# Work required
Pick every line from the data that holds the word "wave".

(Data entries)
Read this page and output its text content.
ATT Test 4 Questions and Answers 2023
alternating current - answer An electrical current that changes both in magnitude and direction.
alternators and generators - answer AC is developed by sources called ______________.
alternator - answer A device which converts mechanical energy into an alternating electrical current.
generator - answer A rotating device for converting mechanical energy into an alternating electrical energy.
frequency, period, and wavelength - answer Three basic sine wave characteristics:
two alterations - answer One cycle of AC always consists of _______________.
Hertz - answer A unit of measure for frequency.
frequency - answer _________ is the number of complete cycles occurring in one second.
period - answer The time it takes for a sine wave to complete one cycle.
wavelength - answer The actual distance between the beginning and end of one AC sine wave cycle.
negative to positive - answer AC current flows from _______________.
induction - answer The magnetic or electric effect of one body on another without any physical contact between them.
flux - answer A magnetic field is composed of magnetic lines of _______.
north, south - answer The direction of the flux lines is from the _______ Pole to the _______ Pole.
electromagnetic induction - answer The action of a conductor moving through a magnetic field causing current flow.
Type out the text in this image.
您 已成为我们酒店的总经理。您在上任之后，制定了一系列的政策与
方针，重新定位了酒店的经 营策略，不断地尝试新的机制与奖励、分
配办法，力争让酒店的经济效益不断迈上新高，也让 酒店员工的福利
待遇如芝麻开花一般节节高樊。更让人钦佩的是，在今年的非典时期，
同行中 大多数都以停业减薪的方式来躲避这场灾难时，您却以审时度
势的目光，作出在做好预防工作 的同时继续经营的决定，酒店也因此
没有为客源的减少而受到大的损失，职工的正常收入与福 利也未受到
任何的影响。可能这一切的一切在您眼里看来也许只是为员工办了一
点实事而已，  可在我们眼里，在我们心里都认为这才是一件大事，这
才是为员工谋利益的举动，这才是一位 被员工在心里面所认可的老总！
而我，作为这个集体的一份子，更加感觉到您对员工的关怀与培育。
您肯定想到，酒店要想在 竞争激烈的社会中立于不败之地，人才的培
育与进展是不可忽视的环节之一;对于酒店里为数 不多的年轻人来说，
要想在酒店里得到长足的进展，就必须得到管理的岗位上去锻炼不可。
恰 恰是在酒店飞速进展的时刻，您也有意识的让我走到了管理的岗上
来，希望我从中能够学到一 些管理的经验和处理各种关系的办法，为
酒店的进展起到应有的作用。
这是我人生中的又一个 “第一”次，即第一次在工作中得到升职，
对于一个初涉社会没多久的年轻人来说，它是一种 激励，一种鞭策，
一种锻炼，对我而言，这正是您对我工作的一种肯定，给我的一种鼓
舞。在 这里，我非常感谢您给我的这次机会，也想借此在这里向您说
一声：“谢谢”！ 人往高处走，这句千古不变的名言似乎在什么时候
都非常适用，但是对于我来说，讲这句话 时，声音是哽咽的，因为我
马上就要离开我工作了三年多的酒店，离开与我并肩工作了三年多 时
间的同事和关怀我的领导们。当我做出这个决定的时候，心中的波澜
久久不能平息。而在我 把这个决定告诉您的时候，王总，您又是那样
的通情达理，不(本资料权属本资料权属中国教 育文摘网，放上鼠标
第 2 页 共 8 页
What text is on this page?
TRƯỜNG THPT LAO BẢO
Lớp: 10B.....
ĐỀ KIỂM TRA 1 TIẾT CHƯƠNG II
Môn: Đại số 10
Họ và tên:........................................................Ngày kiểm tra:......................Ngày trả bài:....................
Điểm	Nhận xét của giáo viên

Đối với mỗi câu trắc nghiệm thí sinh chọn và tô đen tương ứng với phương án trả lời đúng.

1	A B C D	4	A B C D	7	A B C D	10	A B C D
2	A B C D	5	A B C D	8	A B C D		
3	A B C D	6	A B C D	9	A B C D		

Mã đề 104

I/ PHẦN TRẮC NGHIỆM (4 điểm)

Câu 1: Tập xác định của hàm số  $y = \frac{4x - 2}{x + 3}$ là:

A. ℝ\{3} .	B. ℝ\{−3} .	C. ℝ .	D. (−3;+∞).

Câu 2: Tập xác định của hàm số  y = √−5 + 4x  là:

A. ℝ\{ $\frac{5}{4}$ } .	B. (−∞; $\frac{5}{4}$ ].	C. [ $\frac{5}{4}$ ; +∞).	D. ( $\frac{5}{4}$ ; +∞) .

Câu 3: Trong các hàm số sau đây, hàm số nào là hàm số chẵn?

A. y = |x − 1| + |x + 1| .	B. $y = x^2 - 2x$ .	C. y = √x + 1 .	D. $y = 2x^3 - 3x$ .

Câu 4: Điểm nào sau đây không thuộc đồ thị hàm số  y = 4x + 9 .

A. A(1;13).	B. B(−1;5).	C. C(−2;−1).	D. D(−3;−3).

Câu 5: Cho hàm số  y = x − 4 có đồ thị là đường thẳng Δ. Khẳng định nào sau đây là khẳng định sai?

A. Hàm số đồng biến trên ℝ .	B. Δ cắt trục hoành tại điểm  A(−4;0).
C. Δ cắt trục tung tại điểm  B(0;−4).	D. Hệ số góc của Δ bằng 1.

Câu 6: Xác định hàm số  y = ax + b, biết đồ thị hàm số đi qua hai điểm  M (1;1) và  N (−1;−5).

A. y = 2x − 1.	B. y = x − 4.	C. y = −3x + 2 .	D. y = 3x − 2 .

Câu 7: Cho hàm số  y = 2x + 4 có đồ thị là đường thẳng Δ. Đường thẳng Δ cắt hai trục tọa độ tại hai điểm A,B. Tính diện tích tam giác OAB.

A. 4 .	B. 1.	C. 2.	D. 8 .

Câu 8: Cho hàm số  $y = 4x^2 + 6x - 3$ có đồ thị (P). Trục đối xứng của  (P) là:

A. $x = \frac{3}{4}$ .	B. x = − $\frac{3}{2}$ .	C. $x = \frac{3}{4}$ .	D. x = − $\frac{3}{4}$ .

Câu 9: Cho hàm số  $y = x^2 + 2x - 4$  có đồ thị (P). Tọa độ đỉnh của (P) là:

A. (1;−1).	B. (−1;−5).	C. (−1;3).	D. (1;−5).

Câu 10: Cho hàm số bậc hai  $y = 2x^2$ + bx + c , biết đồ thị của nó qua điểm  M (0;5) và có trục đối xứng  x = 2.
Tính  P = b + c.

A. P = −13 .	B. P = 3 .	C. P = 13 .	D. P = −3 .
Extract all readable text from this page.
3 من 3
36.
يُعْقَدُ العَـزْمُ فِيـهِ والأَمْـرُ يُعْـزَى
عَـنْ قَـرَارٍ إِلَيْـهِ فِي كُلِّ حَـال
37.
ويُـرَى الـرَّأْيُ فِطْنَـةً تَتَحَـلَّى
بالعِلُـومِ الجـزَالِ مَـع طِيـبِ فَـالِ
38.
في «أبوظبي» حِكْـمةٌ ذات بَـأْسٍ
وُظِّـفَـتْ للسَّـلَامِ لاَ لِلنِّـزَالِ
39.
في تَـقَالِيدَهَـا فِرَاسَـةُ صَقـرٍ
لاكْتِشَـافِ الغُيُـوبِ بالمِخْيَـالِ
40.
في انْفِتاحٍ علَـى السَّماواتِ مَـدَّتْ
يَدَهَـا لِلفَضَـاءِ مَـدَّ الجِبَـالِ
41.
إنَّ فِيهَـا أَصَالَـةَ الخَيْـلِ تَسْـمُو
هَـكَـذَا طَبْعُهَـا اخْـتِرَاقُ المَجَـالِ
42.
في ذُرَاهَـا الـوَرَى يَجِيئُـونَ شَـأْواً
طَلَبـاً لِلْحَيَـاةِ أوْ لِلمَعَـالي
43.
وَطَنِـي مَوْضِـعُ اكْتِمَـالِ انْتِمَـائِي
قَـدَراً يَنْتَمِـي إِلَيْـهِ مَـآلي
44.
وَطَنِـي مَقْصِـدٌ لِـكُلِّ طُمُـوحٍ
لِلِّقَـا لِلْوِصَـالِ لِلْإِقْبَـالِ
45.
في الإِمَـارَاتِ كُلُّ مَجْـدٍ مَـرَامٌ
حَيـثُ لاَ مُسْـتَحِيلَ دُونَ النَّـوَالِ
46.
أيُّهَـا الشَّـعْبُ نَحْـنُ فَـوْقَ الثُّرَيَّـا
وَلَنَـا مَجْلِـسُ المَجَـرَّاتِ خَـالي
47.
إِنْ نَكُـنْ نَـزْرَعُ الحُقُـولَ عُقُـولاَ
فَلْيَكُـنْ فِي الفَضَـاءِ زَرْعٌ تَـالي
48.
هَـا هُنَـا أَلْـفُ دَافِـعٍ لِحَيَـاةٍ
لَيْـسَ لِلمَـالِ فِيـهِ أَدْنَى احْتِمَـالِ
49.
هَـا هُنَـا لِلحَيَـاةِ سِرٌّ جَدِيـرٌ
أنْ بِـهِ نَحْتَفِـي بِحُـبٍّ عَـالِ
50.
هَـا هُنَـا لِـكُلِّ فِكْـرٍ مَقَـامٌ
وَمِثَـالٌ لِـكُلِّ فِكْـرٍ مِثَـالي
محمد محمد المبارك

# Result of the exercise
frequency, period, and wavelength - answer Three basic sine wave characteristics:
period - answer The time it takes for a sine wave to complete one cycle.
wavelength - answer The actual distance between the beginning and end of one AC sine wave cycle.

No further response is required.